With the pictures omitted, write out the entries that follow exactly as they stand.
— start of DATA LINES —
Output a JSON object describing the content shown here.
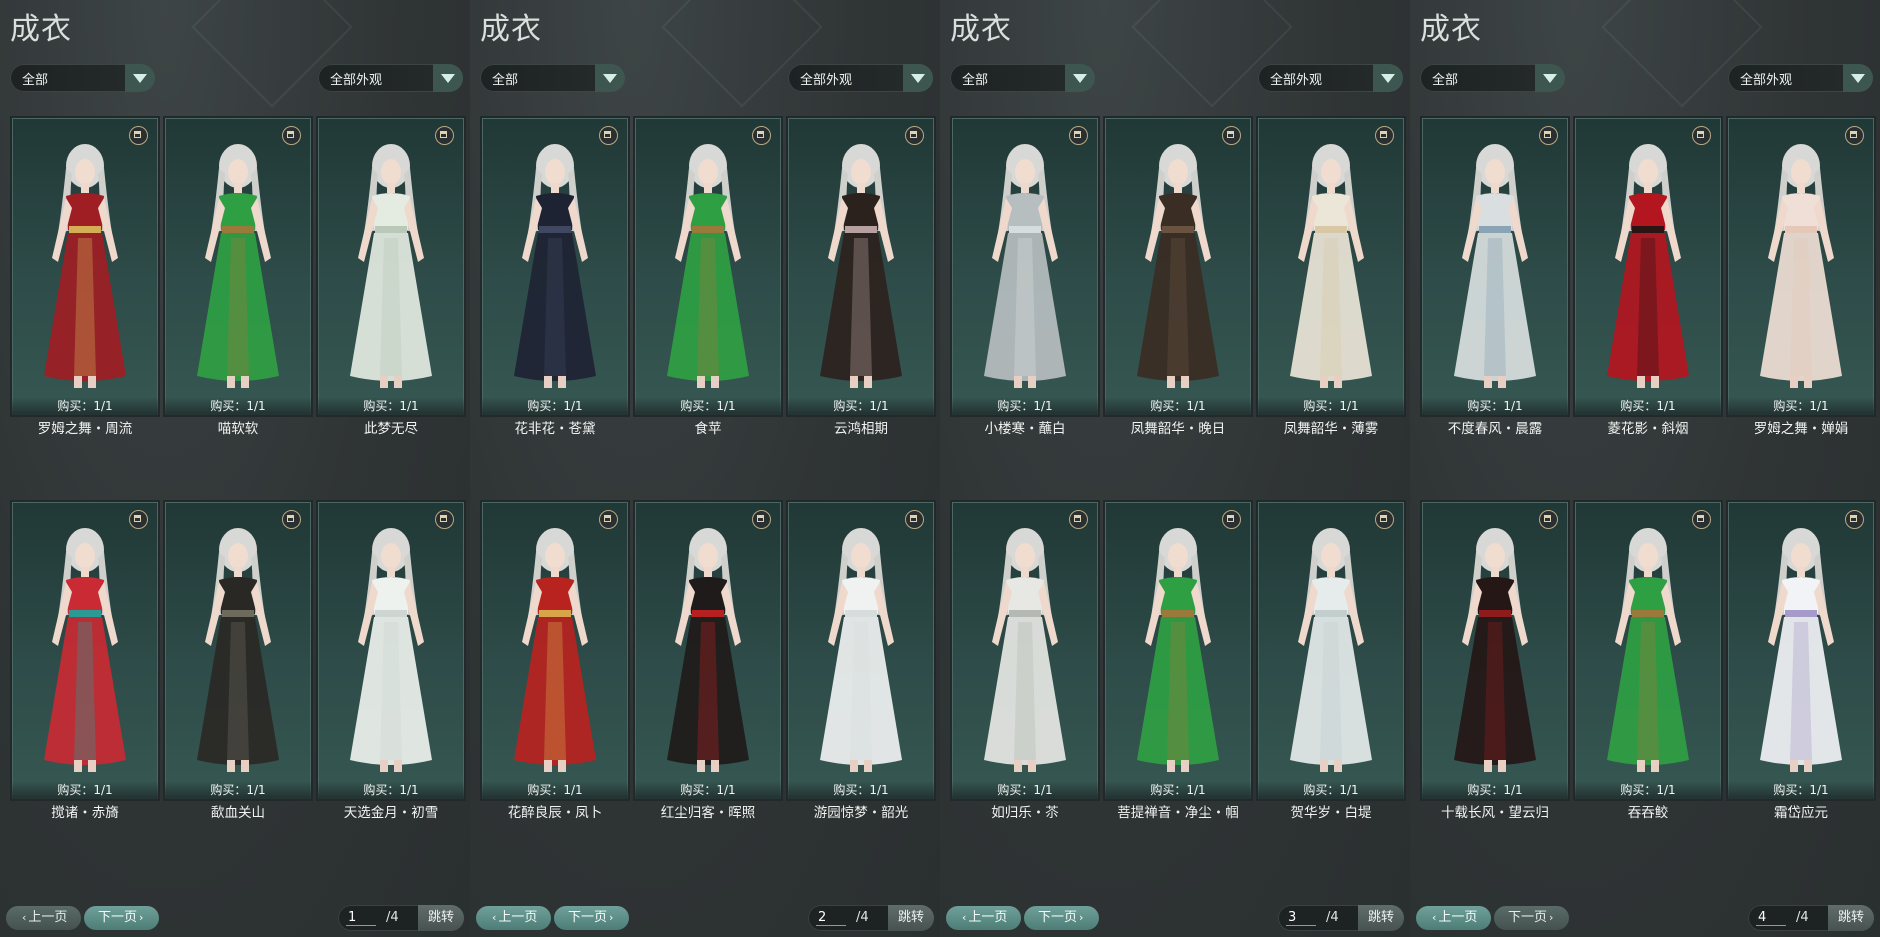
{
  "panels": [
    {
      "title": "成衣",
      "filter1": "全部",
      "filter2": "全部外观",
      "page": "1",
      "total": "/4",
      "prev": "上一页",
      "next": "下一页",
      "jump": "跳转",
      "prev_active": false,
      "next_active": true,
      "items": [
        {
          "name": "罗姆之舞・周流",
          "buy": "购买：1/1",
          "dress": "#9e1e24",
          "accent": "#d5ad55",
          "tag": "trash-icon"
        },
        {
          "name": "喵软软",
          "buy": "购买：1/1",
          "dress": "#2f9f43",
          "accent": "#9a7a3a",
          "tag": "trash-icon"
        },
        {
          "name": "此梦无尽",
          "buy": "购买：1/1",
          "dress": "#e4ece2",
          "accent": "#b9c8b9",
          "tag": "no-trash-icon"
        },
        {
          "name": "搅诸・赤旖",
          "buy": "购买：1/1",
          "dress": "#c92a33",
          "accent": "#2a9a95",
          "tag": "trash-icon"
        },
        {
          "name": "歃血关山",
          "buy": "购买：1/1",
          "dress": "#2a2825",
          "accent": "#6e6a5e",
          "tag": "trash-icon"
        },
        {
          "name": "天选金月・初雪",
          "buy": "购买：1/1",
          "dress": "#eef2ee",
          "accent": "#cdd6d2",
          "tag": "trash-icon"
        }
      ]
    },
    {
      "title": "成衣",
      "filter1": "全部",
      "filter2": "全部外观",
      "page": "2",
      "total": "/4",
      "prev": "上一页",
      "next": "下一页",
      "jump": "跳转",
      "prev_active": true,
      "next_active": true,
      "items": [
        {
          "name": "花非花・苍黛",
          "buy": "购买：1/1",
          "dress": "#1e2333",
          "accent": "#3f4761",
          "tag": "trash-icon"
        },
        {
          "name": "食苹",
          "buy": "购买：1/1",
          "dress": "#2f9f43",
          "accent": "#9a7a3a",
          "tag": "trash-icon"
        },
        {
          "name": "云鸿相期",
          "buy": "购买：1/1",
          "dress": "#2c221d",
          "accent": "#b7a0a0",
          "tag": "trash-icon"
        },
        {
          "name": "花醉良辰・凤卜",
          "buy": "购买：1/1",
          "dress": "#b8231f",
          "accent": "#d8a54a",
          "tag": "trash-icon"
        },
        {
          "name": "红尘归客・晖照",
          "buy": "购买：1/1",
          "dress": "#1f1b1a",
          "accent": "#b52020",
          "tag": "trash-icon"
        },
        {
          "name": "游园惊梦・韶光",
          "buy": "购买：1/1",
          "dress": "#f0f2f2",
          "accent": "#d7dcdc",
          "tag": "trash-icon"
        }
      ]
    },
    {
      "title": "成衣",
      "filter1": "全部",
      "filter2": "全部外观",
      "page": "3",
      "total": "/4",
      "prev": "上一页",
      "next": "下一页",
      "jump": "跳转",
      "prev_active": true,
      "next_active": true,
      "items": [
        {
          "name": "小楼寒・蘸白",
          "buy": "购买：1/1",
          "dress": "#b7bec0",
          "accent": "#d7dcde",
          "tag": "no-trash-icon"
        },
        {
          "name": "凤舞韶华・晚日",
          "buy": "购买：1/1",
          "dress": "#3a2d24",
          "accent": "#6a5240",
          "tag": "trash-icon"
        },
        {
          "name": "凤舞韶华・薄雾",
          "buy": "购买：1/1",
          "dress": "#ece6d8",
          "accent": "#d8c8a6",
          "tag": "trash-icon"
        },
        {
          "name": "如归乐・苶",
          "buy": "购买：1/1",
          "dress": "#e7e8e4",
          "accent": "#b5b9b3",
          "tag": "trash-icon"
        },
        {
          "name": "菩提禅音・净尘・帼",
          "buy": "购买：1/1",
          "dress": "#2f9f43",
          "accent": "#9a7a3a",
          "tag": "trash-icon"
        },
        {
          "name": "贺华岁・白堤",
          "buy": "购买：1/1",
          "dress": "#e6ecec",
          "accent": "#c3cfcf",
          "tag": "trash-icon"
        }
      ]
    },
    {
      "title": "成衣",
      "filter1": "全部",
      "filter2": "全部外观",
      "page": "4",
      "total": "/4",
      "prev": "上一页",
      "next": "下一页",
      "jump": "跳转",
      "prev_active": true,
      "next_active": false,
      "items": [
        {
          "name": "不度春风・晨露",
          "buy": "购买：1/1",
          "dress": "#d9dfe0",
          "accent": "#8aa4b5",
          "tag": "trash-icon"
        },
        {
          "name": "菱花影・斜烟",
          "buy": "购买：1/1",
          "dress": "#b3161f",
          "accent": "#2a1414",
          "tag": "trash-icon"
        },
        {
          "name": "罗姆之舞・婵娟",
          "buy": "购买：1/1",
          "dress": "#f0dfd6",
          "accent": "#e6c8b8",
          "tag": "trash-icon"
        },
        {
          "name": "十载长风・望云归",
          "buy": "购买：1/1",
          "dress": "#241716",
          "accent": "#8e1c1c",
          "tag": "trash-icon"
        },
        {
          "name": "吞吞鲛",
          "buy": "购买：1/1",
          "dress": "#2f9f43",
          "accent": "#9a7a3a",
          "tag": "trash-icon"
        },
        {
          "name": "霜岱应元",
          "buy": "购买：1/1",
          "dress": "#f2f3f6",
          "accent": "#a69ac8",
          "tag": "trash-icon"
        }
      ]
    }
  ]
}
— end of DATA LINES —
#### [THE RESPONSE]
Output a JSON object describing the content shown here.
{
  "panels": [
    {
      "title": "成衣",
      "filter1": "全部",
      "filter2": "全部外观",
      "page": "1",
      "total": "/4",
      "prev": "上一页",
      "next": "下一页",
      "jump": "跳转",
      "prev_active": false,
      "next_active": true,
      "items": [
        {
          "name": "罗姆之舞・周流",
          "buy": "购买：1/1",
          "dress": "#9e1e24",
          "accent": "#d5ad55",
          "tag": "trash-icon"
        },
        {
          "name": "喵软软",
          "buy": "购买：1/1",
          "dress": "#2f9f43",
          "accent": "#9a7a3a",
          "tag": "trash-icon"
        },
        {
          "name": "此梦无尽",
          "buy": "购买：1/1",
          "dress": "#e4ece2",
          "accent": "#b9c8b9",
          "tag": "no-trash-icon"
        },
        {
          "name": "搅诸・赤旖",
          "buy": "购买：1/1",
          "dress": "#c92a33",
          "accent": "#2a9a95",
          "tag": "trash-icon"
        },
        {
          "name": "歃血关山",
          "buy": "购买：1/1",
          "dress": "#2a2825",
          "accent": "#6e6a5e",
          "tag": "trash-icon"
        },
        {
          "name": "天选金月・初雪",
          "buy": "购买：1/1",
          "dress": "#eef2ee",
          "accent": "#cdd6d2",
          "tag": "trash-icon"
        }
      ]
    },
    {
      "title": "成衣",
      "filter1": "全部",
      "filter2": "全部外观",
      "page": "2",
      "total": "/4",
      "prev": "上一页",
      "next": "下一页",
      "jump": "跳转",
      "prev_active": true,
      "next_active": true,
      "items": [
        {
          "name": "花非花・苍黛",
          "buy": "购买：1/1",
          "dress": "#1e2333",
          "accent": "#3f4761",
          "tag": "trash-icon"
        },
        {
          "name": "食苹",
          "buy": "购买：1/1",
          "dress": "#2f9f43",
          "accent": "#9a7a3a",
          "tag": "trash-icon"
        },
        {
          "name": "云鸿相期",
          "buy": "购买：1/1",
          "dress": "#2c221d",
          "accent": "#b7a0a0",
          "tag": "trash-icon"
        },
        {
          "name": "花醉良辰・凤卜",
          "buy": "购买：1/1",
          "dress": "#b8231f",
          "accent": "#d8a54a",
          "tag": "trash-icon"
        },
        {
          "name": "红尘归客・晖照",
          "buy": "购买：1/1",
          "dress": "#1f1b1a",
          "accent": "#b52020",
          "tag": "trash-icon"
        },
        {
          "name": "游园惊梦・韶光",
          "buy": "购买：1/1",
          "dress": "#f0f2f2",
          "accent": "#d7dcdc",
          "tag": "trash-icon"
        }
      ]
    },
    {
      "title": "成衣",
      "filter1": "全部",
      "filter2": "全部外观",
      "page": "3",
      "total": "/4",
      "prev": "上一页",
      "next": "下一页",
      "jump": "跳转",
      "prev_active": true,
      "next_active": true,
      "items": [
        {
          "name": "小楼寒・蘸白",
          "buy": "购买：1/1",
          "dress": "#b7bec0",
          "accent": "#d7dcde",
          "tag": "no-trash-icon"
        },
        {
          "name": "凤舞韶华・晚日",
          "buy": "购买：1/1",
          "dress": "#3a2d24",
          "accent": "#6a5240",
          "tag": "trash-icon"
        },
        {
          "name": "凤舞韶华・薄雾",
          "buy": "购买：1/1",
          "dress": "#ece6d8",
          "accent": "#d8c8a6",
          "tag": "trash-icon"
        },
        {
          "name": "如归乐・苶",
          "buy": "购买：1/1",
          "dress": "#e7e8e4",
          "accent": "#b5b9b3",
          "tag": "trash-icon"
        },
        {
          "name": "菩提禅音・净尘・帼",
          "buy": "购买：1/1",
          "dress": "#2f9f43",
          "accent": "#9a7a3a",
          "tag": "trash-icon"
        },
        {
          "name": "贺华岁・白堤",
          "buy": "购买：1/1",
          "dress": "#e6ecec",
          "accent": "#c3cfcf",
          "tag": "trash-icon"
        }
      ]
    },
    {
      "title": "成衣",
      "filter1": "全部",
      "filter2": "全部外观",
      "page": "4",
      "total": "/4",
      "prev": "上一页",
      "next": "下一页",
      "jump": "跳转",
      "prev_active": true,
      "next_active": false,
      "items": [
        {
          "name": "不度春风・晨露",
          "buy": "购买：1/1",
          "dress": "#d9dfe0",
          "accent": "#8aa4b5",
          "tag": "trash-icon"
        },
        {
          "name": "菱花影・斜烟",
          "buy": "购买：1/1",
          "dress": "#b3161f",
          "accent": "#2a1414",
          "tag": "trash-icon"
        },
        {
          "name": "罗姆之舞・婵娟",
          "buy": "购买：1/1",
          "dress": "#f0dfd6",
          "accent": "#e6c8b8",
          "tag": "trash-icon"
        },
        {
          "name": "十载长风・望云归",
          "buy": "购买：1/1",
          "dress": "#241716",
          "accent": "#8e1c1c",
          "tag": "trash-icon"
        },
        {
          "name": "吞吞鲛",
          "buy": "购买：1/1",
          "dress": "#2f9f43",
          "accent": "#9a7a3a",
          "tag": "trash-icon"
        },
        {
          "name": "霜岱应元",
          "buy": "购买：1/1",
          "dress": "#f2f3f6",
          "accent": "#a69ac8",
          "tag": "trash-icon"
        }
      ]
    }
  ]
}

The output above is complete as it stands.